>> Begin Records for the exercise

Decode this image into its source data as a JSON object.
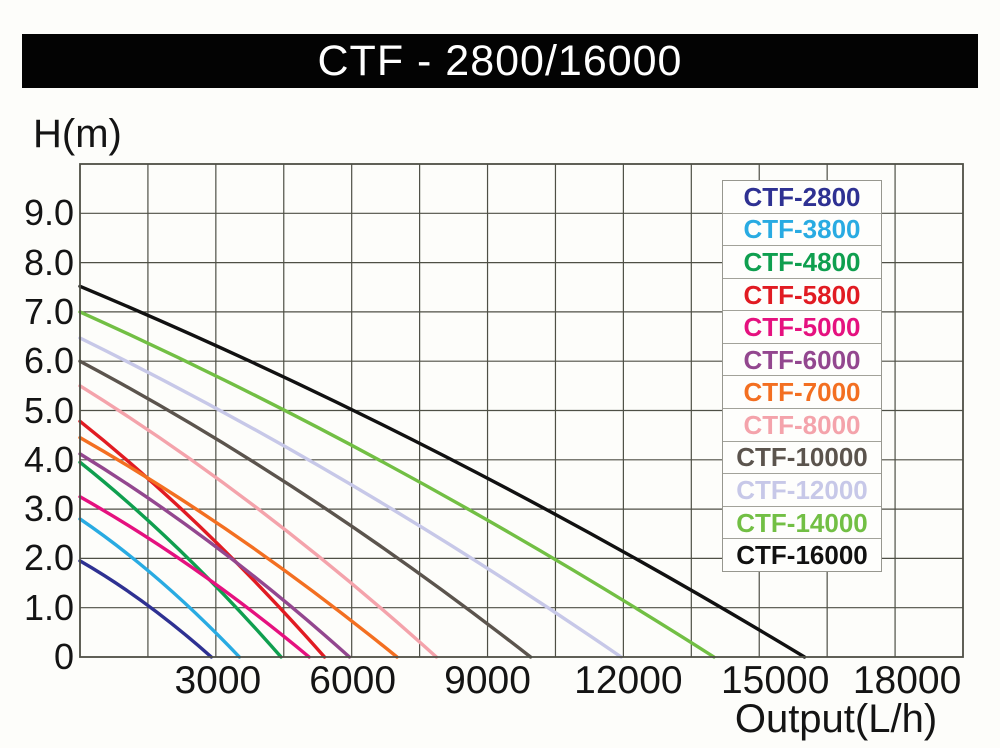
{
  "title_bar": {
    "text": "CTF - 2800/16000"
  },
  "chart_data": {
    "type": "line",
    "title": "CTF - 2800/16000",
    "xlabel": "Output(L/h)",
    "ylabel": "H(m)",
    "xlim": [
      0,
      19500
    ],
    "ylim": [
      0,
      10
    ],
    "x_gridline_step": 1500,
    "y_gridline_step": 1,
    "grid": true,
    "grid_color": "#4e4f45",
    "legend_position": "upper-right",
    "x_ticks": [
      {
        "label": "3000",
        "value": 3000,
        "dx": 2
      },
      {
        "label": "6000",
        "value": 6000,
        "dx": 1
      },
      {
        "label": "9000",
        "value": 9000,
        "dx": 0
      },
      {
        "label": "12000",
        "value": 12000,
        "dx": 5
      },
      {
        "label": "15000",
        "value": 15000,
        "dx": 16
      },
      {
        "label": "18000",
        "value": 18000,
        "dx": 12
      }
    ],
    "y_ticks": [
      {
        "label": "9.0",
        "value": 9
      },
      {
        "label": "8.0",
        "value": 8
      },
      {
        "label": "7.0",
        "value": 7
      },
      {
        "label": "6.0",
        "value": 6
      },
      {
        "label": "5.0",
        "value": 5
      },
      {
        "label": "4.0",
        "value": 4
      },
      {
        "label": "3.0",
        "value": 3
      },
      {
        "label": "2.0",
        "value": 2
      },
      {
        "label": "1.0",
        "value": 1
      },
      {
        "label": "0",
        "value": 0
      }
    ],
    "series": [
      {
        "name": "CTF-2800",
        "color": "#2e3192",
        "shutoff_head_m": 1.95,
        "max_flow_lh": 2900,
        "curve_points": [
          [
            0,
            1.95
          ],
          [
            1450,
            1.08
          ],
          [
            2900,
            0
          ]
        ]
      },
      {
        "name": "CTF-3800",
        "color": "#29abe2",
        "shutoff_head_m": 2.8,
        "max_flow_lh": 3520,
        "curve_points": [
          [
            0,
            2.8
          ],
          [
            1760,
            1.55
          ],
          [
            3520,
            0
          ]
        ]
      },
      {
        "name": "CTF-4800",
        "color": "#0f9f4f",
        "shutoff_head_m": 3.95,
        "max_flow_lh": 4440,
        "curve_points": [
          [
            0,
            3.95
          ],
          [
            2220,
            2.15
          ],
          [
            4440,
            0
          ]
        ]
      },
      {
        "name": "CTF-5800",
        "color": "#e11b22",
        "shutoff_head_m": 4.78,
        "max_flow_lh": 5400,
        "curve_points": [
          [
            0,
            4.78
          ],
          [
            2700,
            2.6
          ],
          [
            5400,
            0
          ]
        ]
      },
      {
        "name": "CTF-5000",
        "color": "#e5117f",
        "shutoff_head_m": 3.25,
        "max_flow_lh": 5060,
        "curve_points": [
          [
            0,
            3.25
          ],
          [
            2530,
            1.78
          ],
          [
            5060,
            0
          ]
        ]
      },
      {
        "name": "CTF-6000",
        "color": "#93478f",
        "shutoff_head_m": 4.12,
        "max_flow_lh": 5950,
        "curve_points": [
          [
            0,
            4.12
          ],
          [
            2980,
            2.25
          ],
          [
            5950,
            0
          ]
        ]
      },
      {
        "name": "CTF-7000",
        "color": "#f36f21",
        "shutoff_head_m": 4.45,
        "max_flow_lh": 7000,
        "curve_points": [
          [
            0,
            4.45
          ],
          [
            3500,
            2.42
          ],
          [
            7000,
            0
          ]
        ]
      },
      {
        "name": "CTF-8000",
        "color": "#f4a3ab",
        "shutoff_head_m": 5.5,
        "max_flow_lh": 7870,
        "curve_points": [
          [
            0,
            5.5
          ],
          [
            3940,
            3.0
          ],
          [
            7870,
            0
          ]
        ]
      },
      {
        "name": "CTF-10000",
        "color": "#5b544d",
        "shutoff_head_m": 6.0,
        "max_flow_lh": 9950,
        "curve_points": [
          [
            0,
            6.0
          ],
          [
            4980,
            3.28
          ],
          [
            9950,
            0
          ]
        ]
      },
      {
        "name": "CTF-12000",
        "color": "#c7c8e8",
        "shutoff_head_m": 6.47,
        "max_flow_lh": 11950,
        "curve_points": [
          [
            0,
            6.47
          ],
          [
            5980,
            3.5
          ],
          [
            11950,
            0
          ]
        ]
      },
      {
        "name": "CTF-14000",
        "color": "#72bf44",
        "shutoff_head_m": 7.0,
        "max_flow_lh": 14000,
        "curve_points": [
          [
            0,
            7.0
          ],
          [
            7000,
            3.8
          ],
          [
            14000,
            0
          ]
        ]
      },
      {
        "name": "CTF-16000",
        "color": "#111111",
        "shutoff_head_m": 7.52,
        "max_flow_lh": 16000,
        "curve_points": [
          [
            0,
            7.52
          ],
          [
            8000,
            4.1
          ],
          [
            16000,
            0
          ]
        ]
      }
    ]
  }
}
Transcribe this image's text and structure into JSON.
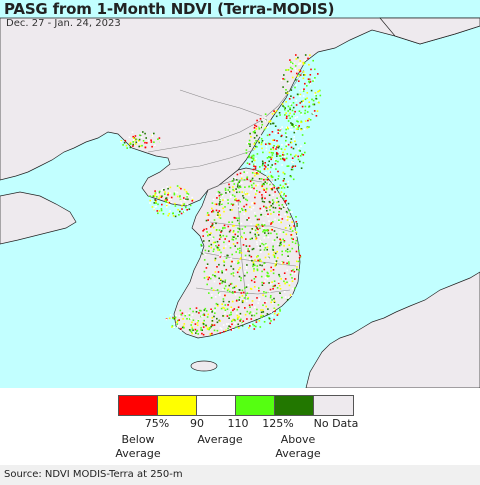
{
  "header": {
    "title": "PASG from 1-Month NDVI (Terra-MODIS)",
    "date_range": "Dec. 27 - Jan. 24, 2023"
  },
  "colors": {
    "ocean": "#c2ffff",
    "no_data_land": "#eeeaee",
    "border": "#777777",
    "coast": "#222222"
  },
  "legend": {
    "swatches": [
      {
        "name": "below-75",
        "color": "#ff0000"
      },
      {
        "name": "75-90",
        "color": "#ffff00"
      },
      {
        "name": "90-110",
        "color": "#ffffff"
      },
      {
        "name": "110-125",
        "color": "#55ff11"
      },
      {
        "name": "above-125",
        "color": "#227700"
      },
      {
        "name": "no-data",
        "color": "#eeeaee"
      }
    ],
    "ticks": [
      "75%",
      "90",
      "110",
      "125%"
    ],
    "below_label": "Below\nAverage",
    "average_label": "Average",
    "above_label": "Above\nAverage",
    "no_data_label": "No Data"
  },
  "footer": {
    "source": "Source: NDVI MODIS-Terra at 250-m"
  }
}
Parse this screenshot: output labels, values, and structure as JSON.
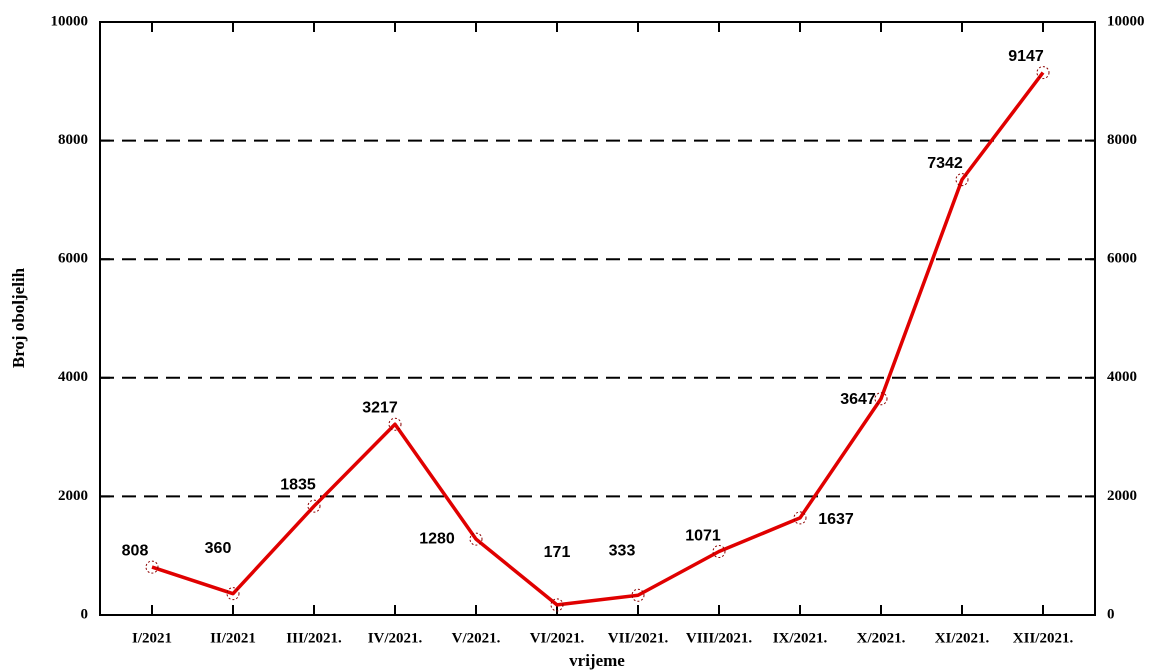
{
  "chart_data": {
    "type": "line",
    "x_label": "vrijeme",
    "y_label": "Broj oboljelih",
    "categories": [
      "I/2021",
      "II/2021",
      "III/2021.",
      "IV/2021.",
      "V/2021.",
      "VI/2021.",
      "VII/2021.",
      "VIII/2021.",
      "IX/2021.",
      "X/2021.",
      "XI/2021.",
      "XII/2021."
    ],
    "values": [
      808,
      360,
      1835,
      3217,
      1280,
      171,
      333,
      1071,
      1637,
      3647,
      7342,
      9147
    ],
    "color": "#e00000",
    "ylim": [
      0,
      10000
    ],
    "yticks": [
      0,
      2000,
      4000,
      6000,
      8000,
      10000
    ],
    "y2lim": [
      0,
      10000
    ],
    "y2ticks": [
      0,
      2000,
      4000,
      6000,
      8000,
      10000
    ],
    "grid": true
  }
}
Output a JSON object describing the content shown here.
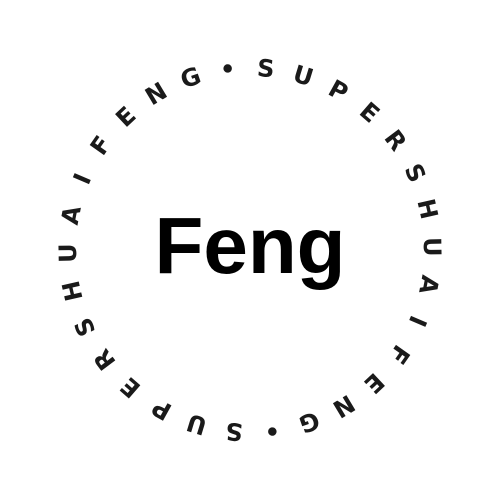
{
  "logo": {
    "center_text": "Feng",
    "ring_text": "SUPERSHUAIFENG",
    "separator": "•",
    "colors": {
      "background": "#ffffff",
      "text": "#000000",
      "ring": "#1a1a1a"
    }
  }
}
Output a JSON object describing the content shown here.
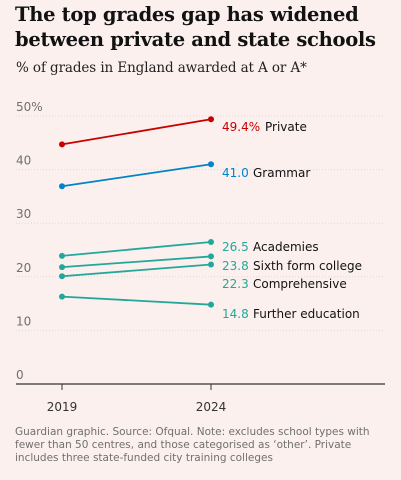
{
  "chart_data": {
    "type": "line",
    "title": "The top grades gap has widened between private and state schools",
    "subtitle": "% of grades in England awarded at A or A*",
    "x": [
      "2019",
      "2024"
    ],
    "ylim": [
      0,
      50
    ],
    "yticks": [
      0,
      10,
      20,
      30,
      40,
      50
    ],
    "ytick_labels": [
      "0",
      "10",
      "20",
      "30",
      "40",
      "50%"
    ],
    "grid": true,
    "series": [
      {
        "name": "Private",
        "values": [
          44.7,
          49.4
        ],
        "end_label": "49.4%",
        "color": "#c70000"
      },
      {
        "name": "Grammar",
        "values": [
          36.9,
          41.0
        ],
        "end_label": "41.0",
        "color": "#0084c6"
      },
      {
        "name": "Academies",
        "values": [
          23.9,
          26.5
        ],
        "end_label": "26.5",
        "color": "#22a89a"
      },
      {
        "name": "Sixth form college",
        "values": [
          21.8,
          23.8
        ],
        "end_label": "23.8",
        "color": "#22a89a"
      },
      {
        "name": "Comprehensive",
        "values": [
          20.1,
          22.3
        ],
        "end_label": "22.3",
        "color": "#22a89a"
      },
      {
        "name": "Further education",
        "values": [
          16.3,
          14.8
        ],
        "end_label": "14.8",
        "color": "#22a89a"
      }
    ]
  },
  "footnote": "Guardian graphic. Source: Ofqual. Note: excludes school types with fewer than 50 centres, and those categorised as ‘other’. Private includes three state-funded city training colleges",
  "colors": {
    "background": "#fbf0ee",
    "grid": "#dcdcdc",
    "axis": "#333333"
  }
}
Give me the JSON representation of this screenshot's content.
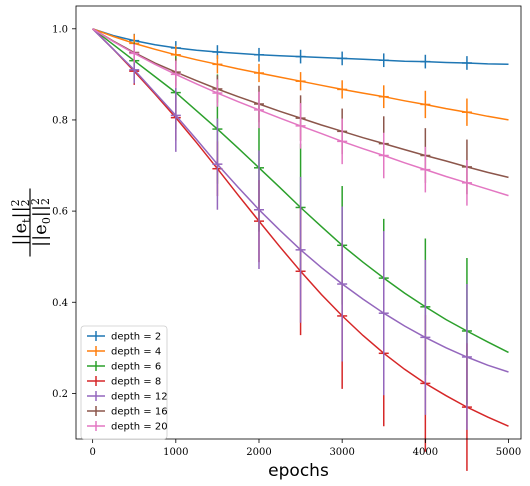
{
  "chart_data": {
    "type": "line",
    "xlabel": "epochs",
    "ylabel": {
      "numerator_base": "||e",
      "numerator_sub": "t",
      "denominator_base": "||e",
      "denominator_sub": "0",
      "norm_sub": "2",
      "power": "2"
    },
    "xlim": [
      -200,
      5150
    ],
    "ylim": [
      0.1,
      1.05
    ],
    "xticks": [
      0,
      1000,
      2000,
      3000,
      4000,
      5000
    ],
    "yticks": [
      0.2,
      0.4,
      0.6,
      0.8,
      1.0
    ],
    "ytick_labels": [
      "0.2",
      "0.4",
      "0.6",
      "0.8",
      "1.0"
    ],
    "grid": false,
    "legend_position": "lower-left",
    "x": [
      0,
      250,
      500,
      750,
      1000,
      1250,
      1500,
      1750,
      2000,
      2250,
      2500,
      2750,
      3000,
      3250,
      3500,
      3750,
      4000,
      4250,
      4500,
      4750,
      5000
    ],
    "errorbar_x": [
      500,
      1000,
      1500,
      2000,
      2500,
      3000,
      3500,
      4000,
      4500
    ],
    "series": [
      {
        "name": "depth = 2",
        "color": "#1f77b4",
        "values": [
          1.0,
          0.985,
          0.974,
          0.965,
          0.958,
          0.953,
          0.949,
          0.946,
          0.943,
          0.941,
          0.939,
          0.937,
          0.935,
          0.933,
          0.931,
          0.929,
          0.928,
          0.926,
          0.925,
          0.923,
          0.922
        ],
        "errors": [
          0.015,
          0.015,
          0.015,
          0.015,
          0.015,
          0.015,
          0.015,
          0.015,
          0.015
        ]
      },
      {
        "name": "depth = 4",
        "color": "#ff7f0e",
        "values": [
          1.0,
          0.983,
          0.968,
          0.955,
          0.943,
          0.932,
          0.922,
          0.912,
          0.903,
          0.894,
          0.885,
          0.876,
          0.867,
          0.859,
          0.851,
          0.842,
          0.834,
          0.825,
          0.817,
          0.808,
          0.8
        ],
        "errors": [
          0.02,
          0.02,
          0.02,
          0.02,
          0.02,
          0.02,
          0.025,
          0.03,
          0.03
        ]
      },
      {
        "name": "depth = 6",
        "color": "#2ca02c",
        "values": [
          1.0,
          0.965,
          0.93,
          0.895,
          0.86,
          0.82,
          0.78,
          0.738,
          0.695,
          0.652,
          0.608,
          0.566,
          0.525,
          0.488,
          0.453,
          0.42,
          0.39,
          0.362,
          0.337,
          0.313,
          0.29
        ],
        "errors": [
          0.04,
          0.08,
          0.12,
          0.14,
          0.14,
          0.13,
          0.13,
          0.15,
          0.16
        ]
      },
      {
        "name": "depth = 8",
        "color": "#d62728",
        "values": [
          1.0,
          0.955,
          0.907,
          0.857,
          0.805,
          0.75,
          0.693,
          0.635,
          0.578,
          0.522,
          0.468,
          0.417,
          0.37,
          0.327,
          0.288,
          0.253,
          0.222,
          0.195,
          0.17,
          0.148,
          0.128
        ],
        "errors": [
          0.03,
          0.05,
          0.06,
          0.09,
          0.14,
          0.16,
          0.16,
          0.15,
          0.14
        ]
      },
      {
        "name": "depth = 12",
        "color": "#9467bd",
        "values": [
          1.0,
          0.955,
          0.91,
          0.86,
          0.81,
          0.757,
          0.703,
          0.652,
          0.603,
          0.558,
          0.515,
          0.476,
          0.44,
          0.407,
          0.376,
          0.348,
          0.323,
          0.3,
          0.28,
          0.262,
          0.247
        ],
        "errors": [
          0.03,
          0.08,
          0.1,
          0.13,
          0.16,
          0.17,
          0.18,
          0.17,
          0.16
        ]
      },
      {
        "name": "depth = 16",
        "color": "#8c564b",
        "values": [
          1.0,
          0.973,
          0.948,
          0.925,
          0.905,
          0.886,
          0.868,
          0.851,
          0.835,
          0.819,
          0.804,
          0.789,
          0.775,
          0.761,
          0.748,
          0.735,
          0.722,
          0.71,
          0.697,
          0.685,
          0.674
        ],
        "errors": [
          0.02,
          0.03,
          0.03,
          0.04,
          0.05,
          0.05,
          0.06,
          0.06,
          0.06
        ]
      },
      {
        "name": "depth = 20",
        "color": "#e377c2",
        "values": [
          1.0,
          0.972,
          0.946,
          0.922,
          0.9,
          0.879,
          0.859,
          0.84,
          0.822,
          0.804,
          0.787,
          0.77,
          0.753,
          0.737,
          0.722,
          0.706,
          0.691,
          0.676,
          0.662,
          0.648,
          0.634
        ],
        "errors": [
          0.02,
          0.03,
          0.03,
          0.04,
          0.05,
          0.05,
          0.05,
          0.05,
          0.05
        ]
      }
    ]
  }
}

>> End Records for the exercise

For each line of the listing that holds the word "nAverage", show that line.

> **Result**:
    "below_label": "Below\nAverage",
    "above_label": "Above\nAverage",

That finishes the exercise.